## Goal of the exercise:
Copy out each line of the data holding "instantly".
-- start Data to use --
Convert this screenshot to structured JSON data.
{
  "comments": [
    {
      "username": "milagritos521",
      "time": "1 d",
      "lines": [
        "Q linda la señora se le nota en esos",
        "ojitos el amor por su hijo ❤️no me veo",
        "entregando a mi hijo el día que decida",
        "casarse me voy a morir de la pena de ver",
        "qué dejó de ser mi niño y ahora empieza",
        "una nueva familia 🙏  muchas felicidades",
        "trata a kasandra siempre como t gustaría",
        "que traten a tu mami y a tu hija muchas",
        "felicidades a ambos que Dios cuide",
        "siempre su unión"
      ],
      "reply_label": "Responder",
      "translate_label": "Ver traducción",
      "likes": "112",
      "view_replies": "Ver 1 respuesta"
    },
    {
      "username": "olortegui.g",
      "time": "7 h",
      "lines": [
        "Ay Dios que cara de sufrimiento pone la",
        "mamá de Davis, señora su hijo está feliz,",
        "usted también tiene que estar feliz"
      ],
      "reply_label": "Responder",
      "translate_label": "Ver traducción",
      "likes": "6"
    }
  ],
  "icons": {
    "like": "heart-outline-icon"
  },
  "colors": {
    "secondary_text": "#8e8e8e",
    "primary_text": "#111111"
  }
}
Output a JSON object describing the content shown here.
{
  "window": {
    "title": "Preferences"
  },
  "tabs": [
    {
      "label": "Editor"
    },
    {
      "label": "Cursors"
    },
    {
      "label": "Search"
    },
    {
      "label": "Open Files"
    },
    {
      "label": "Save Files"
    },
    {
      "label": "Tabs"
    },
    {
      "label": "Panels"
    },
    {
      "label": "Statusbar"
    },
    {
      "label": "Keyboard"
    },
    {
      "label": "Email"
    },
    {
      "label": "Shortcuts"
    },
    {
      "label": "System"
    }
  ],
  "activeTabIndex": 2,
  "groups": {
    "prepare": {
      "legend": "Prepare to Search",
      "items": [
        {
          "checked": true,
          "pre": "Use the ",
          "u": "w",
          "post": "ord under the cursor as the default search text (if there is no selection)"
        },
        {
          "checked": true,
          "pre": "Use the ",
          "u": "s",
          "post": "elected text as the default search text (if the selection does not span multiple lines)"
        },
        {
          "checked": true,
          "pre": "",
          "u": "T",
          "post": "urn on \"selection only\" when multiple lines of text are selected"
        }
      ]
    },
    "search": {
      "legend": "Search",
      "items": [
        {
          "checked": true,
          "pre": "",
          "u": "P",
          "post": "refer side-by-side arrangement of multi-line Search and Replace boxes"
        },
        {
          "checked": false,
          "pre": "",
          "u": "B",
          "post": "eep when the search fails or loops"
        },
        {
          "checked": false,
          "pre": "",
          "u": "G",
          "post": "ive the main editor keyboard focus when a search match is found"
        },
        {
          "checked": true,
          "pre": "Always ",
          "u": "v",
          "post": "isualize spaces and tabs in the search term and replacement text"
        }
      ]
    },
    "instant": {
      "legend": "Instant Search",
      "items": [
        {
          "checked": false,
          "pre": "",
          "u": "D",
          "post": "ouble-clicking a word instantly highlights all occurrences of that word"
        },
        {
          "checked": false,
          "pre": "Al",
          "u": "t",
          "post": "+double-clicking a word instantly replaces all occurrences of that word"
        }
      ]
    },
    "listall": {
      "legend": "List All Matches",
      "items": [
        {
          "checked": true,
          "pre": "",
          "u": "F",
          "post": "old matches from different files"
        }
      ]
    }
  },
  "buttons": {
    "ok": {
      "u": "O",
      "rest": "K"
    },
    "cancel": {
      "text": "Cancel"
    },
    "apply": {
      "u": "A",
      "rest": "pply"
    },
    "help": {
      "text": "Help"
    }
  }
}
-- end Data to use --
## Result of this task:
          "post": "ouble-clicking a word instantly highlights all occurrences of that word"
          "post": "+double-clicking a word instantly replaces all occurrences of that word"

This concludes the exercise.